Instruction:
Your answer must consist solely of the number of lines that contain the word "March".

Exercise inputs:
┄┄┄┄┄┄┄┄┄┄┄┄┄┄┄┄┄┄┄┄
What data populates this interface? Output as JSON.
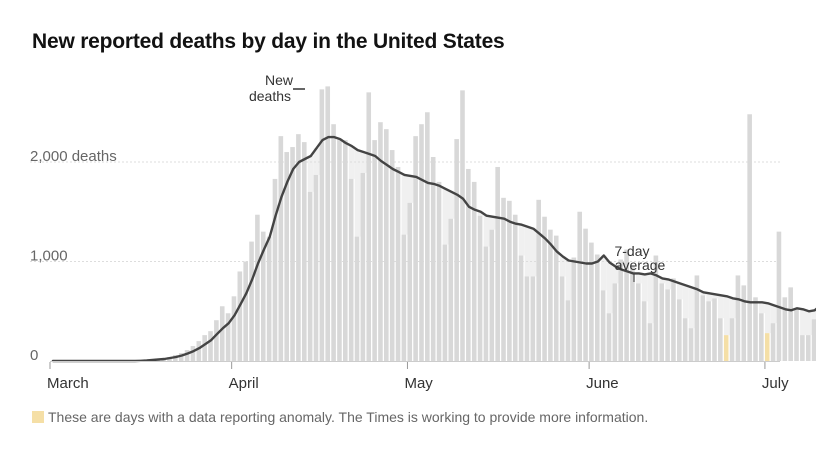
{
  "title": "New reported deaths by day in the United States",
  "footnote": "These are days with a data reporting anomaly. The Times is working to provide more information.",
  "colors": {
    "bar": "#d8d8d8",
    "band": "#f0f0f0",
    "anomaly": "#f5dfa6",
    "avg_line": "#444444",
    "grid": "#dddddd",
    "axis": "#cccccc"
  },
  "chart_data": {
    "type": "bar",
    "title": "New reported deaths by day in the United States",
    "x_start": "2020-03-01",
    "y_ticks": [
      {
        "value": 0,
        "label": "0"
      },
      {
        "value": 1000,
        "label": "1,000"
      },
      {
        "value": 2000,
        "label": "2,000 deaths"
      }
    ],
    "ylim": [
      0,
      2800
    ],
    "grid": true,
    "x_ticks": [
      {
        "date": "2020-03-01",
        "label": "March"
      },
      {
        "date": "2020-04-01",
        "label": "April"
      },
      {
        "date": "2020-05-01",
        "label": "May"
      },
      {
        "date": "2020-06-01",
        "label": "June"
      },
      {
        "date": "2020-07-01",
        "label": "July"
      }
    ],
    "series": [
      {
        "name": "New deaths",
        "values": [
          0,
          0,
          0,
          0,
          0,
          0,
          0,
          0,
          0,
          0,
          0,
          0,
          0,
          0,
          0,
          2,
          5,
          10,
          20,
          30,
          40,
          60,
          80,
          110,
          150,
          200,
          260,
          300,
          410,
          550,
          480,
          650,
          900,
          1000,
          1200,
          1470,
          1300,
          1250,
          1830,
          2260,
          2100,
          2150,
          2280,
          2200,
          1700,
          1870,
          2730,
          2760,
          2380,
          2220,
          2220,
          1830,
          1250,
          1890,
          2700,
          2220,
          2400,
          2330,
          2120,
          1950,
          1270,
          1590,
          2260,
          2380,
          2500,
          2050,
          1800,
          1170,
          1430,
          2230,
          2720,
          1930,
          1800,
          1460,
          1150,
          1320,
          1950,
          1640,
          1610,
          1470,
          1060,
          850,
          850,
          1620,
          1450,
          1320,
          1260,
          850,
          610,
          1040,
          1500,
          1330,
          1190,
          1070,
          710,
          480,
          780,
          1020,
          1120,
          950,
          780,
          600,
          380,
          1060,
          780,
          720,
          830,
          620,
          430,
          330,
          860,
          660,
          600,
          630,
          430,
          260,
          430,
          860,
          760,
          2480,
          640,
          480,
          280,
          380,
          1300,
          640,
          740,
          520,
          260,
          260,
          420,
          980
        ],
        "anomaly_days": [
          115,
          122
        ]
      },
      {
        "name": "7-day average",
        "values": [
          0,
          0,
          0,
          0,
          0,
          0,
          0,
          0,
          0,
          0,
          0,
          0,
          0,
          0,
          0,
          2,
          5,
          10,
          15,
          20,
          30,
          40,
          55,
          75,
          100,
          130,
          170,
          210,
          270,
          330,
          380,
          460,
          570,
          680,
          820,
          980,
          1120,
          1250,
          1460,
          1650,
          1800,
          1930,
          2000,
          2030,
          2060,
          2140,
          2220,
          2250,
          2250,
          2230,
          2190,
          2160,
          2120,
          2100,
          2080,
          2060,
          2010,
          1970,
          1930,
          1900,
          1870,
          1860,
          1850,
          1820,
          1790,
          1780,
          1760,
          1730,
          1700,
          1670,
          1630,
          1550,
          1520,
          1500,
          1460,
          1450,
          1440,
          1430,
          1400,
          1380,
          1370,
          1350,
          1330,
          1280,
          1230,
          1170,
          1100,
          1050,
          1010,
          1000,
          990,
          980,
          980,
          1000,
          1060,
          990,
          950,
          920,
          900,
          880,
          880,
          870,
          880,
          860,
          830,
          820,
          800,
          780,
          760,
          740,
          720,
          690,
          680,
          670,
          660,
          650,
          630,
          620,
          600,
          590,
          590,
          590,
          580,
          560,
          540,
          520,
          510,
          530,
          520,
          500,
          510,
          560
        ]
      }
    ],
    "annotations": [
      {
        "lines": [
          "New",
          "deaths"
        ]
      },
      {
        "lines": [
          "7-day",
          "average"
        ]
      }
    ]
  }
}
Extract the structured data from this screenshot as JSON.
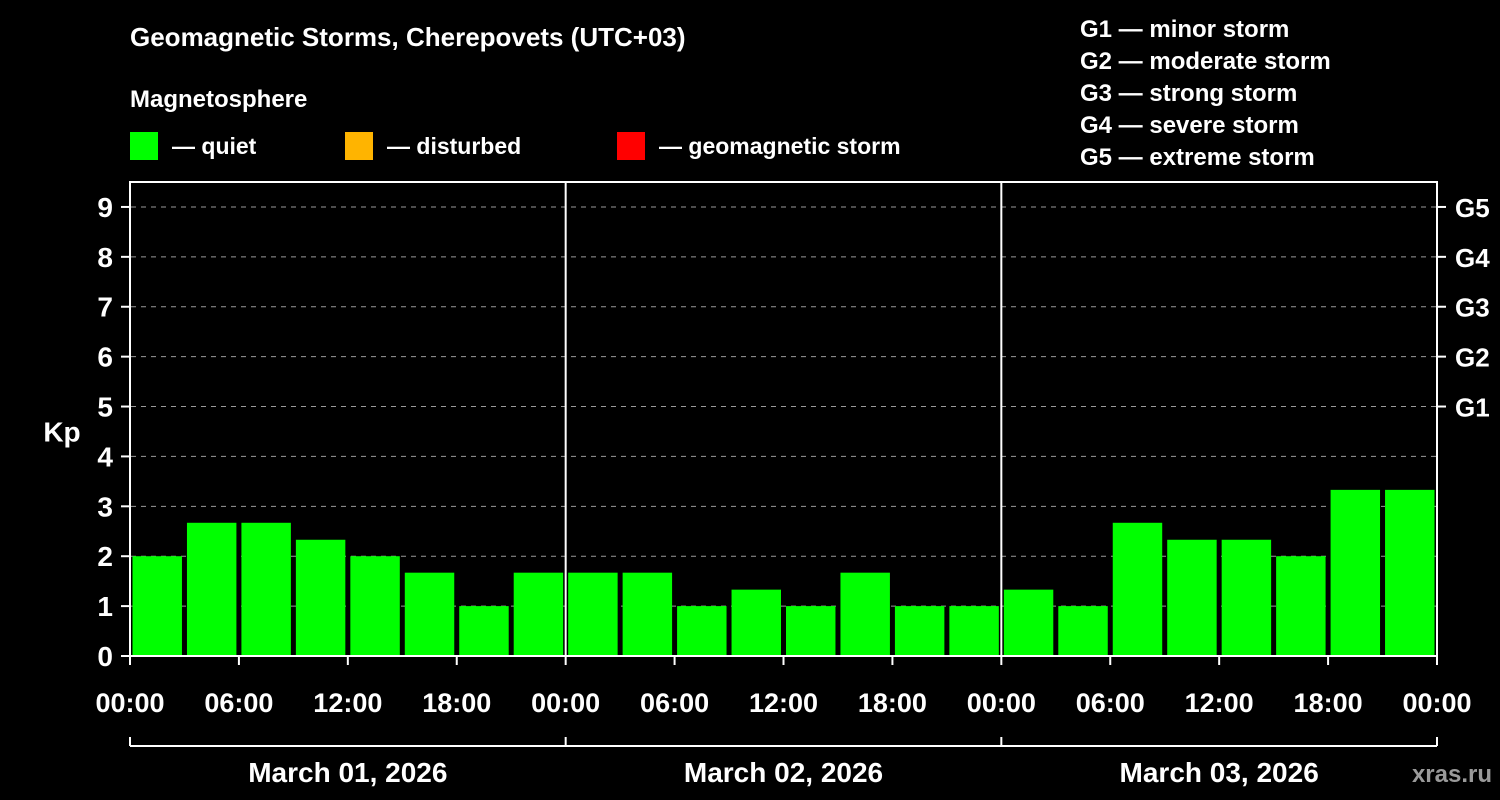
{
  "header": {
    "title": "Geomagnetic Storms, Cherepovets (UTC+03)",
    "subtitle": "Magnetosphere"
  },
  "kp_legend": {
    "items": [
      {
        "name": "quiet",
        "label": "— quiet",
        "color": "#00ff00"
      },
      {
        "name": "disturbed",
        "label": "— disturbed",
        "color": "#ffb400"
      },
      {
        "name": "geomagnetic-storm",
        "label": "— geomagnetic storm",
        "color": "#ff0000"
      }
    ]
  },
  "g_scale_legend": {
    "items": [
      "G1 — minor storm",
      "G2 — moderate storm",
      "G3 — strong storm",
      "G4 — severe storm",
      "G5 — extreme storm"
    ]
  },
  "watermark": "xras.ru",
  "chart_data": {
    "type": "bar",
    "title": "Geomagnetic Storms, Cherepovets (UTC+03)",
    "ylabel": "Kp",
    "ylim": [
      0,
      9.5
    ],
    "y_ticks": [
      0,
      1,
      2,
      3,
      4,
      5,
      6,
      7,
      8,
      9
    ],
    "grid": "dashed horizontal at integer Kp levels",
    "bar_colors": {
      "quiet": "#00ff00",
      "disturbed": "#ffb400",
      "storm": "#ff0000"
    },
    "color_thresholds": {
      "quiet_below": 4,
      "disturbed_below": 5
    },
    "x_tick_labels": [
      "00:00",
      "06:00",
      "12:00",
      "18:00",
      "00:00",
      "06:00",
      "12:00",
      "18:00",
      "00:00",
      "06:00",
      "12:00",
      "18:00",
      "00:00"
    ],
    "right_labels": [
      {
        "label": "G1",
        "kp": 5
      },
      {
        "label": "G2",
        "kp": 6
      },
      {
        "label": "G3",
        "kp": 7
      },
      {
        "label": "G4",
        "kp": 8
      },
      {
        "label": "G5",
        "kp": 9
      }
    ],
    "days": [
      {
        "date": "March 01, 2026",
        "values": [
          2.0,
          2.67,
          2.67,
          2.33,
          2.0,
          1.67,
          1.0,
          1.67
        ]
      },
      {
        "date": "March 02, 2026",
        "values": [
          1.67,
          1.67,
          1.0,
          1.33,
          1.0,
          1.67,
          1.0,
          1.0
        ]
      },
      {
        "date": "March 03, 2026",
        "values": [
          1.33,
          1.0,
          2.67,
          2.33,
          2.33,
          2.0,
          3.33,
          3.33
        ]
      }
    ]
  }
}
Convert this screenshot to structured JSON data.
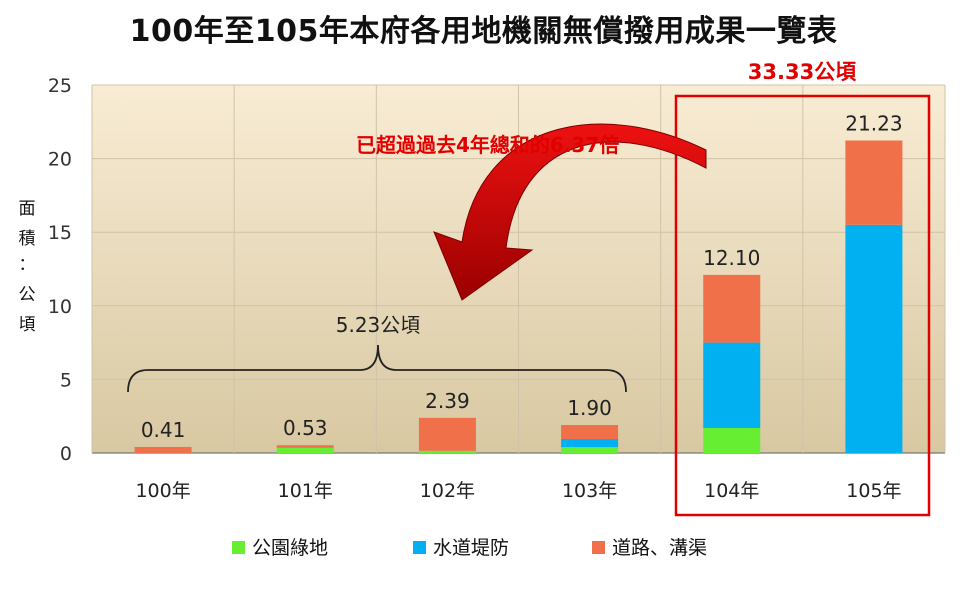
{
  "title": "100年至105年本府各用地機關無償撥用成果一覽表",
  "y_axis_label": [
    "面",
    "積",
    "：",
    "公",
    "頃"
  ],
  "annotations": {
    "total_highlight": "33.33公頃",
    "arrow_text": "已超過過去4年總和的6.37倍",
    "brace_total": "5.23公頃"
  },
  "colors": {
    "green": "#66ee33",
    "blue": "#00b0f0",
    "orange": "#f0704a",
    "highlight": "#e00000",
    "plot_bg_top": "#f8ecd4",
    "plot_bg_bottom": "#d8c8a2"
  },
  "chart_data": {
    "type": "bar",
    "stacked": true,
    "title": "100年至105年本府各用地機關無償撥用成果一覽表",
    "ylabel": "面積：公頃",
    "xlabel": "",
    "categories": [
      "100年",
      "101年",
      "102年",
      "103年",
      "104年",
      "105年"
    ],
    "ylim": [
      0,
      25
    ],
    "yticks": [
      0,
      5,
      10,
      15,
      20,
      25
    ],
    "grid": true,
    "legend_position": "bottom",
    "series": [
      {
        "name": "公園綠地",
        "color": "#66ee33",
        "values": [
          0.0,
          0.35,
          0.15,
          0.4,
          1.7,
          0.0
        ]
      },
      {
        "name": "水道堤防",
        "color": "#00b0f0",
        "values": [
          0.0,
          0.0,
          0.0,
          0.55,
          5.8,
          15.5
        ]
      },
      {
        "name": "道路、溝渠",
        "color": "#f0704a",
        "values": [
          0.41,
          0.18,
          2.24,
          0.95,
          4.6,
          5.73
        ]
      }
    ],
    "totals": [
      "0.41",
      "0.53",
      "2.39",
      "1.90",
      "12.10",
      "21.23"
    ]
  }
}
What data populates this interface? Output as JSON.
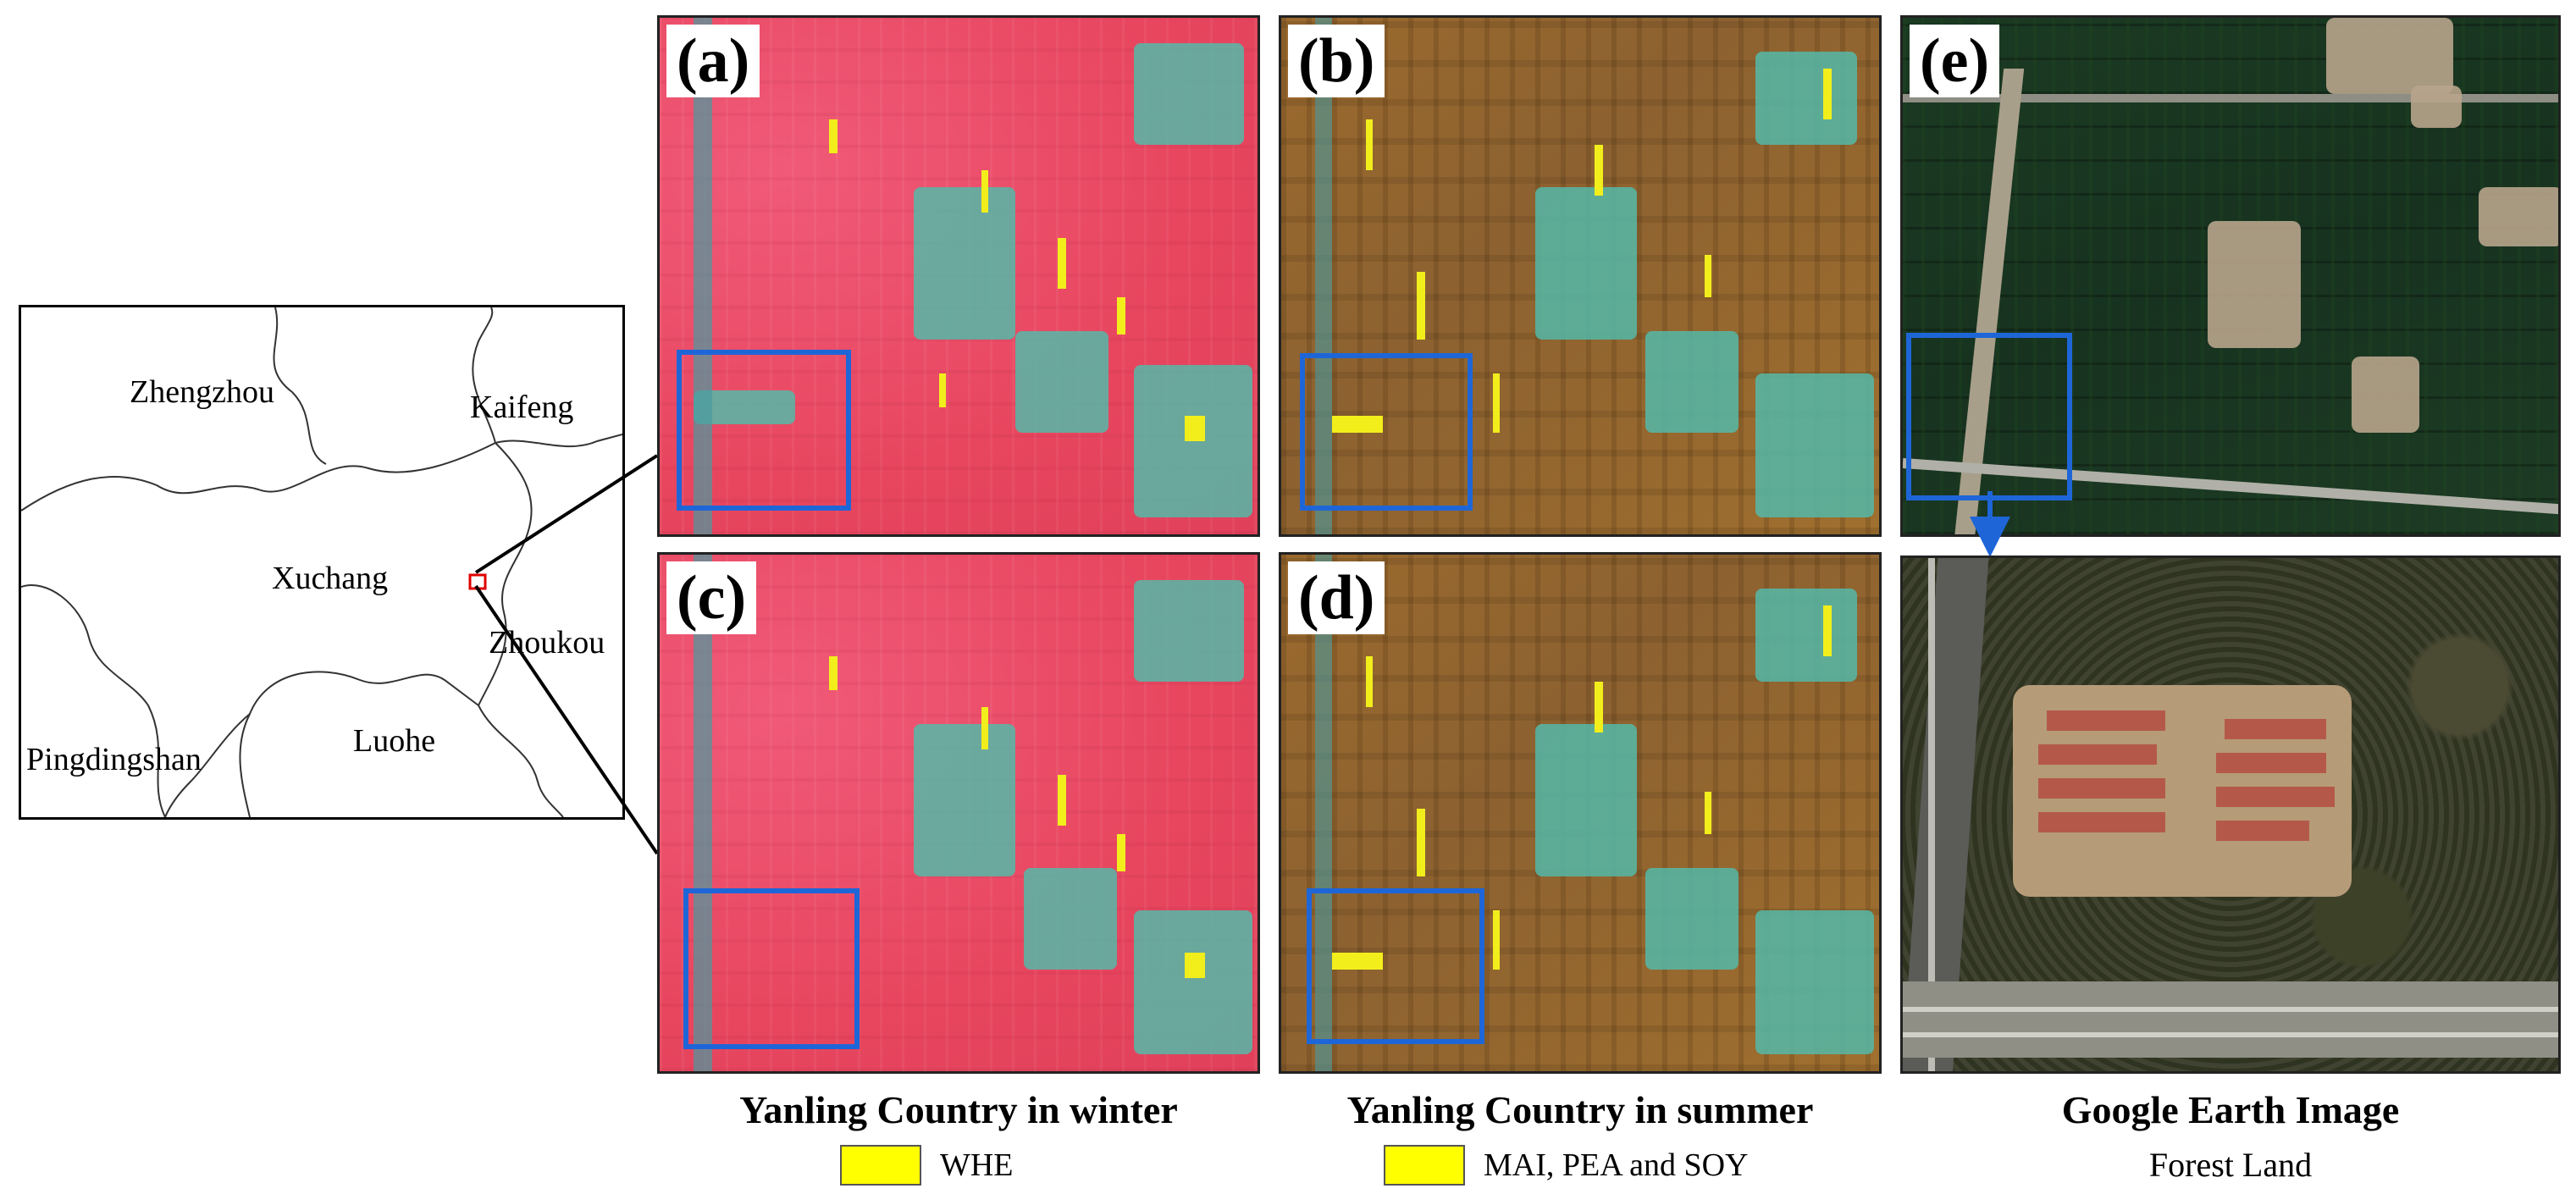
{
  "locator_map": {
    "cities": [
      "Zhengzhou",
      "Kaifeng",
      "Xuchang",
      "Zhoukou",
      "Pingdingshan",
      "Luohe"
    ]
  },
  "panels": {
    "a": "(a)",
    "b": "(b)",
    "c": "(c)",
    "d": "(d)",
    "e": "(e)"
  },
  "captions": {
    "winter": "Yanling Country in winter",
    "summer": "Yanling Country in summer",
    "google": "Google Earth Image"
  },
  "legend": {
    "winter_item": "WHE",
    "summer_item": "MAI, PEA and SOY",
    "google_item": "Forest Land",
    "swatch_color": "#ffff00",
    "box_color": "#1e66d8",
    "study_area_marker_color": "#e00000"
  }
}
┄┄┄┄┄┄┄┄┄┄┄┄┄┄┄┄┄┄┄┄
Full response:
4